━━━ Working data

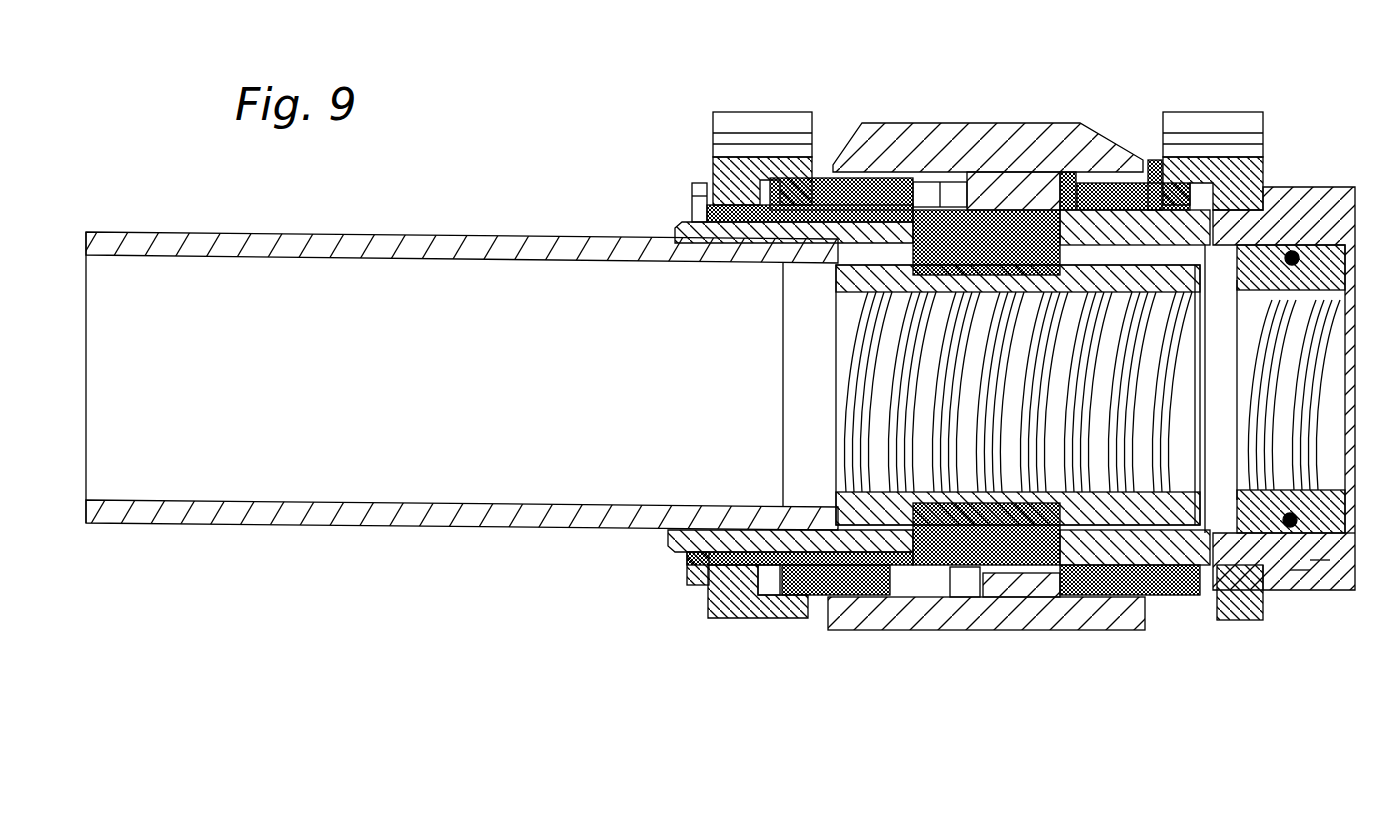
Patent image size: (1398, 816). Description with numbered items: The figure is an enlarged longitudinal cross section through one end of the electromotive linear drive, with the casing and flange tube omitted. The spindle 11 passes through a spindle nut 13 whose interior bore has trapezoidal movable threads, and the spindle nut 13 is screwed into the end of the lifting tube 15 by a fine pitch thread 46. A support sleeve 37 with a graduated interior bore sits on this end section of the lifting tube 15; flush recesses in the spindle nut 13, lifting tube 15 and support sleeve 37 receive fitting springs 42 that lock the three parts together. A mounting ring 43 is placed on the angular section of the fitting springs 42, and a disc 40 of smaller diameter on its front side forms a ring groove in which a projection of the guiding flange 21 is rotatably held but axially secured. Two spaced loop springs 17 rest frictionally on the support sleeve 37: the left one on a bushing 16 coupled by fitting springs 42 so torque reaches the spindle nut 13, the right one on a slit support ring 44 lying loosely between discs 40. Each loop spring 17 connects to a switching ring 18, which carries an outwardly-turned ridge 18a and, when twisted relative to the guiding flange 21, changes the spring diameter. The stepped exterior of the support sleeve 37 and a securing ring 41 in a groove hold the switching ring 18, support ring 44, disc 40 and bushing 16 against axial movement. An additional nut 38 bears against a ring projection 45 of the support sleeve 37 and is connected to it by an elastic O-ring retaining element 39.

The spindle 11 is at (850, 405).
The spindle nut 13 is at (1195, 262).
The lifting tube 15 is at (335, 512).
The bushing 16 is at (735, 618).
The loop spring 17 is at (840, 165).
The switching ring 18 is at (715, 165).
The outwardly-turned ridge 18a is at (740, 125).
The guiding flange 21 is at (855, 628).
The support sleeve 37 is at (1318, 590).
The additional nut 38 is at (1330, 590).
The retaining element 39 is at (1305, 590).
The disc 40 is at (1065, 185).
The securing ring 41 is at (682, 565).
The fitting spring 42 is at (935, 590).
The mounting ring 43 is at (975, 175).
The support ring 44 is at (1105, 580).
The ring projection 45 is at (1290, 590).
The thread 46 is at (1268, 182).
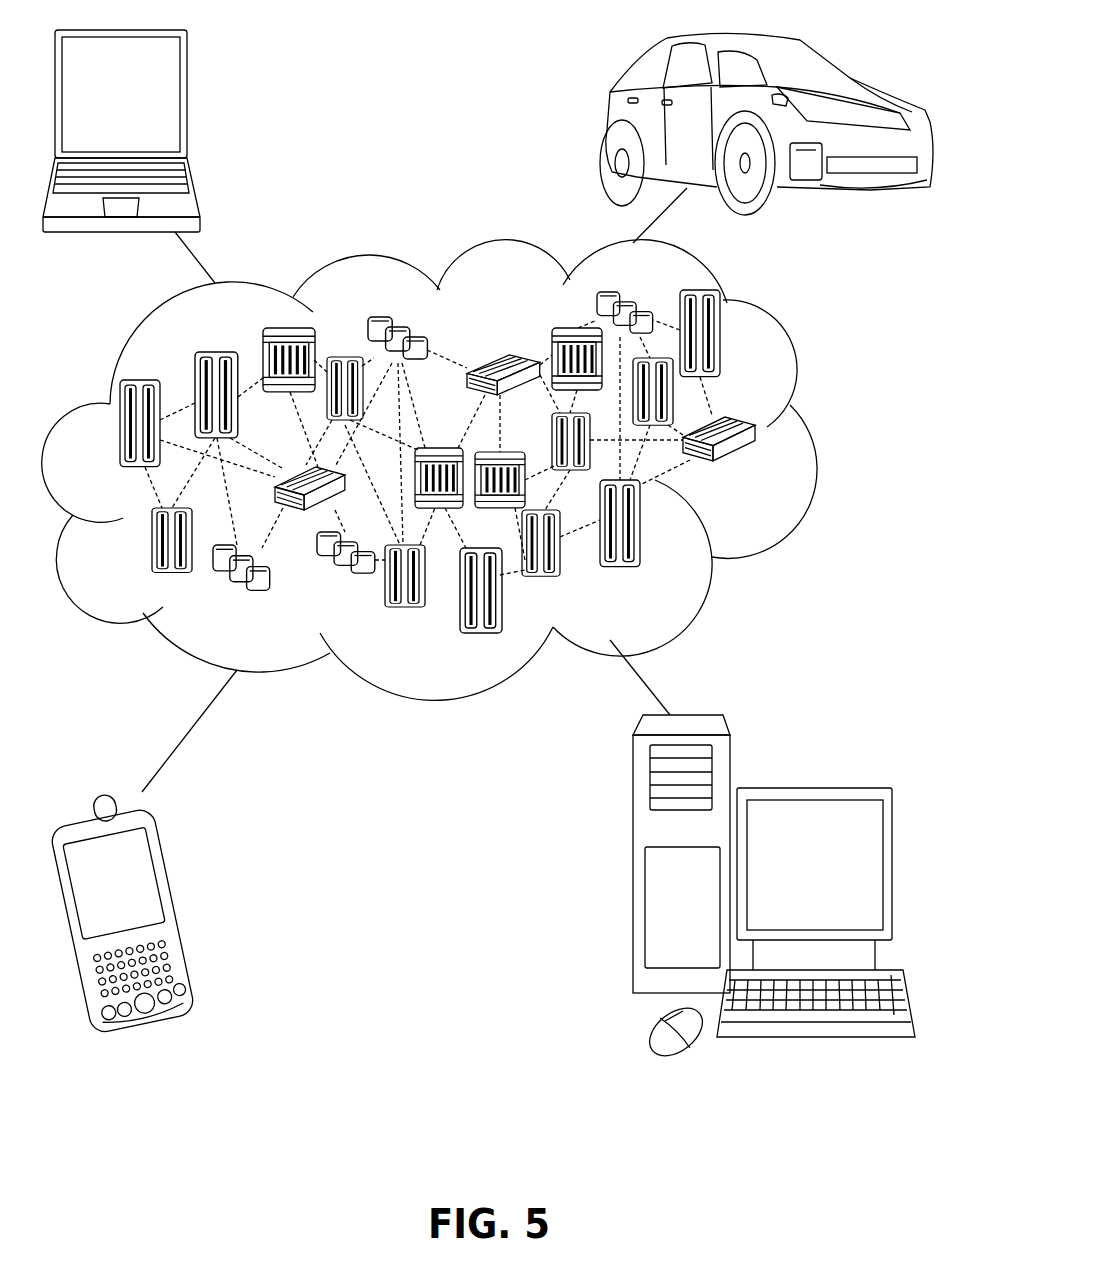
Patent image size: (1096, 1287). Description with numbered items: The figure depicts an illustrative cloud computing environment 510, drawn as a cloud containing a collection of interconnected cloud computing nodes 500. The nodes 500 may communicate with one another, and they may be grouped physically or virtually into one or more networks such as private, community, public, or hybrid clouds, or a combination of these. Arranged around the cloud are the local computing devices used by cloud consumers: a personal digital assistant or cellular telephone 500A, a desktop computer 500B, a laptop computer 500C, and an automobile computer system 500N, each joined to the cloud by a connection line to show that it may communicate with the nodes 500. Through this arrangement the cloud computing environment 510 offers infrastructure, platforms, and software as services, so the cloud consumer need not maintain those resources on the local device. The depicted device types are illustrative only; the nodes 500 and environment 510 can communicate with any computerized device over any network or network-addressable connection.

The cloud computing node 500 is at (760, 472).
The cloud computing environment 510 is at (813, 437).
The personal digital assistant (PDA) or cellular telephone 500A is at (178, 903).
The desktop computer 500B is at (812, 788).
The laptop computer 500C is at (188, 105).
The automobile computer system 500N is at (608, 128).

━━━━━━

▸ **Work instructions**:
Please list every line of the rows above that contains the word "spindle", copying each one in full. Case counts, so a line matches only if its capitalization is the same.

▸ **Exercise response**:
Patent image size: (1398, 816). Description with numbered items: The figure is an enlarged longitudinal cross section through one end of the electromotive linear drive, with the casing and flange tube omitted. The spindle 11 passes through a spindle nut 13 whose interior bore has trapezoidal movable threads, and the spindle nut 13 is screwed into the end of the lifting tube 15 by a fine pitch thread 46. A support sleeve 37 with a graduated interior bore sits on this end section of the lifting tube 15; flush recesses in the spindle nut 13, lifting tube 15 and support sleeve 37 receive fitting springs 42 that lock the three parts together. A mounting ring 43 is placed on the angular section of the fitting springs 42, and a disc 40 of smaller diameter on its front side forms a ring groove in which a projection of the guiding flange 21 is rotatably held but axially secured. Two spaced loop springs 17 rest frictionally on the support sleeve 37: the left one on a bushing 16 coupled by fitting springs 42 so torque reaches the spindle nut 13, the right one on a slit support ring 44 lying loosely between discs 40. Each loop spring 17 connects to a switching ring 18, which carries an outwardly-turned ridge 18a and, when twisted relative to the guiding flange 21, changes the spring diameter. The stepped exterior of the support sleeve 37 and a securing ring 41 in a groove hold the switching ring 18, support ring 44, disc 40 and bushing 16 against axial movement. An additional nut 38 bears against a ring projection 45 of the support sleeve 37 and is connected to it by an elastic O-ring retaining element 39.
The spindle 11 is at (850, 405).
The spindle nut 13 is at (1195, 262).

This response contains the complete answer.